The problem => Copy the full set of lines exactly as given.

Records provided =>
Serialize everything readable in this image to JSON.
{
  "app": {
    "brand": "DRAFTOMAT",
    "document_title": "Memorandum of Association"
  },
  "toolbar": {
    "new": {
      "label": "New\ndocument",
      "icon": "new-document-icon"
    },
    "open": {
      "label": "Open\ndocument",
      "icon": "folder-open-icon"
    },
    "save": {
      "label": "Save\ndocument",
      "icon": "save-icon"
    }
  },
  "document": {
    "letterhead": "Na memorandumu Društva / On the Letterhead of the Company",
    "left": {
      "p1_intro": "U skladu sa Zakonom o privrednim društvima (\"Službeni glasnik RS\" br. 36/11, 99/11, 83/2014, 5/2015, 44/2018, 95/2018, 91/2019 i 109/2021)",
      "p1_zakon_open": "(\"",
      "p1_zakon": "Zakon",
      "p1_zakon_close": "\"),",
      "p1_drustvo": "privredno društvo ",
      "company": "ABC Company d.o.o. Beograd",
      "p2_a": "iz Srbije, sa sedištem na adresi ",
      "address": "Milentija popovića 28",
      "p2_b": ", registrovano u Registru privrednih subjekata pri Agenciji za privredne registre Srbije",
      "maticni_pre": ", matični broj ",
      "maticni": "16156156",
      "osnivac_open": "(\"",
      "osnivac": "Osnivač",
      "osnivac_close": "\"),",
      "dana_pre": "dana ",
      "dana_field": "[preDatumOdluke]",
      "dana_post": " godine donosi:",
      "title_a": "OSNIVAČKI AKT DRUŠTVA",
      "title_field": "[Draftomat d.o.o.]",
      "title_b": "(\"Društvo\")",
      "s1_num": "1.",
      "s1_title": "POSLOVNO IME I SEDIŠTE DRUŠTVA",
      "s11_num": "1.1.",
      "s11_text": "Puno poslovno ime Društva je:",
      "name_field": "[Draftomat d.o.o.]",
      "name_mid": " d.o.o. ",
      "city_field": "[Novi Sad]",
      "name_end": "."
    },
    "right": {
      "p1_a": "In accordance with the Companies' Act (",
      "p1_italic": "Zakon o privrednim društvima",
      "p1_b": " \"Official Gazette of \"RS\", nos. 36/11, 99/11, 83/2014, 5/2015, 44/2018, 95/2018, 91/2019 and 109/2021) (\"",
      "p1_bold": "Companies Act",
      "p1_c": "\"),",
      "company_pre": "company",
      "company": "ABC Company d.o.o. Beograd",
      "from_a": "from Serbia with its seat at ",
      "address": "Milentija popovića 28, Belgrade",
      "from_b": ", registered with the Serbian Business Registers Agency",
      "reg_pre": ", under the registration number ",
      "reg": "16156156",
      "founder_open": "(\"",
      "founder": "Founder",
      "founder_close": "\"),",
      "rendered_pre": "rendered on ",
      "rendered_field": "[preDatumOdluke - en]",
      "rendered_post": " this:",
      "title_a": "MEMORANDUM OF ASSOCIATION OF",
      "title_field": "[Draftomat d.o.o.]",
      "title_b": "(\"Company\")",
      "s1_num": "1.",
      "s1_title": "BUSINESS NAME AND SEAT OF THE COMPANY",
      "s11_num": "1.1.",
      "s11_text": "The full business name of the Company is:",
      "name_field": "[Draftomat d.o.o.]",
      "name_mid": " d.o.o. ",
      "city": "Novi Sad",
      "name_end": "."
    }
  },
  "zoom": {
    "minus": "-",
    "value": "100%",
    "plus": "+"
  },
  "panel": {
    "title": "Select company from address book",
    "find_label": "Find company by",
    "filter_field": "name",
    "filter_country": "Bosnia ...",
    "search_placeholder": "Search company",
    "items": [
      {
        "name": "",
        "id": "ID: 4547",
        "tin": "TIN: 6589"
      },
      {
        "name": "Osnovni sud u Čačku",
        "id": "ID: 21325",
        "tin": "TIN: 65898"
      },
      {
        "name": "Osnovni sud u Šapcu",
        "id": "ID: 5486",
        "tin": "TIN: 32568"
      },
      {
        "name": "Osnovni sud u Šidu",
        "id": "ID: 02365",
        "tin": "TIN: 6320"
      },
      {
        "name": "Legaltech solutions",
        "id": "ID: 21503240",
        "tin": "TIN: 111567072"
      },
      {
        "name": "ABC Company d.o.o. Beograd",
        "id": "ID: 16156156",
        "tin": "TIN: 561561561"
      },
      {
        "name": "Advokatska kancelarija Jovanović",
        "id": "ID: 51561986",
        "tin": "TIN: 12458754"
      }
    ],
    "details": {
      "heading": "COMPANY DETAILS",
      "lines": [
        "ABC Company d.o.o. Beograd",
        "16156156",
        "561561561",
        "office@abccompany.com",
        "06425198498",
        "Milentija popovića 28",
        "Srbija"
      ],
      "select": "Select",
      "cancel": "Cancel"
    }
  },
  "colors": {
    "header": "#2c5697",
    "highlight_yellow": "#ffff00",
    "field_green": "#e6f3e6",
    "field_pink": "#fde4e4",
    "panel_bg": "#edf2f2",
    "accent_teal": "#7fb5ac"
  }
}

Response to this exercise =>
Serialize everything readable in this image to JSON.
{
  "app": {
    "brand": "DRAFTOMAT",
    "document_title": "Memorandum of Association"
  },
  "toolbar": {
    "new": {
      "label": "New\ndocument",
      "icon": "new-document-icon"
    },
    "open": {
      "label": "Open\ndocument",
      "icon": "folder-open-icon"
    },
    "save": {
      "label": "Save\ndocument",
      "icon": "save-icon"
    }
  },
  "document": {
    "letterhead": "Na memorandumu Društva / On the Letterhead of the Company",
    "left": {
      "p1_intro": "U skladu sa Zakonom o privrednim društvima (\"Službeni glasnik RS\" br. 36/11, 99/11, 83/2014, 5/2015, 44/2018, 95/2018, 91/2019 i 109/2021)",
      "p1_zakon_open": "(\"",
      "p1_zakon": "Zakon",
      "p1_zakon_close": "\"),",
      "p1_drustvo": "privredno društvo ",
      "company": "ABC Company d.o.o. Beograd",
      "p2_a": "iz Srbije, sa sedištem na adresi ",
      "address": "Milentija popovića 28",
      "p2_b": ", registrovano u Registru privrednih subjekata pri Agenciji za privredne registre Srbije",
      "maticni_pre": ", matični broj ",
      "maticni": "16156156",
      "osnivac_open": "(\"",
      "osnivac": "Osnivač",
      "osnivac_close": "\"),",
      "dana_pre": "dana ",
      "dana_field": "[preDatumOdluke]",
      "dana_post": " godine donosi:",
      "title_a": "OSNIVAČKI AKT DRUŠTVA",
      "title_field": "[Draftomat d.o.o.]",
      "title_b": "(\"Društvo\")",
      "s1_num": "1.",
      "s1_title": "POSLOVNO IME I SEDIŠTE DRUŠTVA",
      "s11_num": "1.1.",
      "s11_text": "Puno poslovno ime Društva je:",
      "name_field": "[Draftomat d.o.o.]",
      "name_mid": " d.o.o. ",
      "city_field": "[Novi Sad]",
      "name_end": "."
    },
    "right": {
      "p1_a": "In accordance with the Companies' Act (",
      "p1_italic": "Zakon o privrednim društvima",
      "p1_b": " \"Official Gazette of \"RS\", nos. 36/11, 99/11, 83/2014, 5/2015, 44/2018, 95/2018, 91/2019 and 109/2021) (\"",
      "p1_bold": "Companies Act",
      "p1_c": "\"),",
      "company_pre": "company",
      "company": "ABC Company d.o.o. Beograd",
      "from_a": "from Serbia with its seat at ",
      "address": "Milentija popovića 28, Belgrade",
      "from_b": ", registered with the Serbian Business Registers Agency",
      "reg_pre": ", under the registration number ",
      "reg": "16156156",
      "founder_open": "(\"",
      "founder": "Founder",
      "founder_close": "\"),",
      "rendered_pre": "rendered on ",
      "rendered_field": "[preDatumOdluke - en]",
      "rendered_post": " this:",
      "title_a": "MEMORANDUM OF ASSOCIATION OF",
      "title_field": "[Draftomat d.o.o.]",
      "title_b": "(\"Company\")",
      "s1_num": "1.",
      "s1_title": "BUSINESS NAME AND SEAT OF THE COMPANY",
      "s11_num": "1.1.",
      "s11_text": "The full business name of the Company is:",
      "name_field": "[Draftomat d.o.o.]",
      "name_mid": " d.o.o. ",
      "city": "Novi Sad",
      "name_end": "."
    }
  },
  "zoom": {
    "minus": "-",
    "value": "100%",
    "plus": "+"
  },
  "panel": {
    "title": "Select company from address book",
    "find_label": "Find company by",
    "filter_field": "name",
    "filter_country": "Bosnia ...",
    "search_placeholder": "Search company",
    "items": [
      {
        "name": "",
        "id": "ID: 4547",
        "tin": "TIN: 6589"
      },
      {
        "name": "Osnovni sud u Čačku",
        "id": "ID: 21325",
        "tin": "TIN: 65898"
      },
      {
        "name": "Osnovni sud u Šapcu",
        "id": "ID: 5486",
        "tin": "TIN: 32568"
      },
      {
        "name": "Osnovni sud u Šidu",
        "id": "ID: 02365",
        "tin": "TIN: 6320"
      },
      {
        "name": "Legaltech solutions",
        "id": "ID: 21503240",
        "tin": "TIN: 111567072"
      },
      {
        "name": "ABC Company d.o.o. Beograd",
        "id": "ID: 16156156",
        "tin": "TIN: 561561561"
      },
      {
        "name": "Advokatska kancelarija Jovanović",
        "id": "ID: 51561986",
        "tin": "TIN: 12458754"
      }
    ],
    "details": {
      "heading": "COMPANY DETAILS",
      "lines": [
        "ABC Company d.o.o. Beograd",
        "16156156",
        "561561561",
        "office@abccompany.com",
        "06425198498",
        "Milentija popovića 28",
        "Srbija"
      ],
      "select": "Select",
      "cancel": "Cancel"
    }
  },
  "colors": {
    "header": "#2c5697",
    "highlight_yellow": "#ffff00",
    "field_green": "#e6f3e6",
    "field_pink": "#fde4e4",
    "panel_bg": "#edf2f2",
    "accent_teal": "#7fb5ac"
  }
}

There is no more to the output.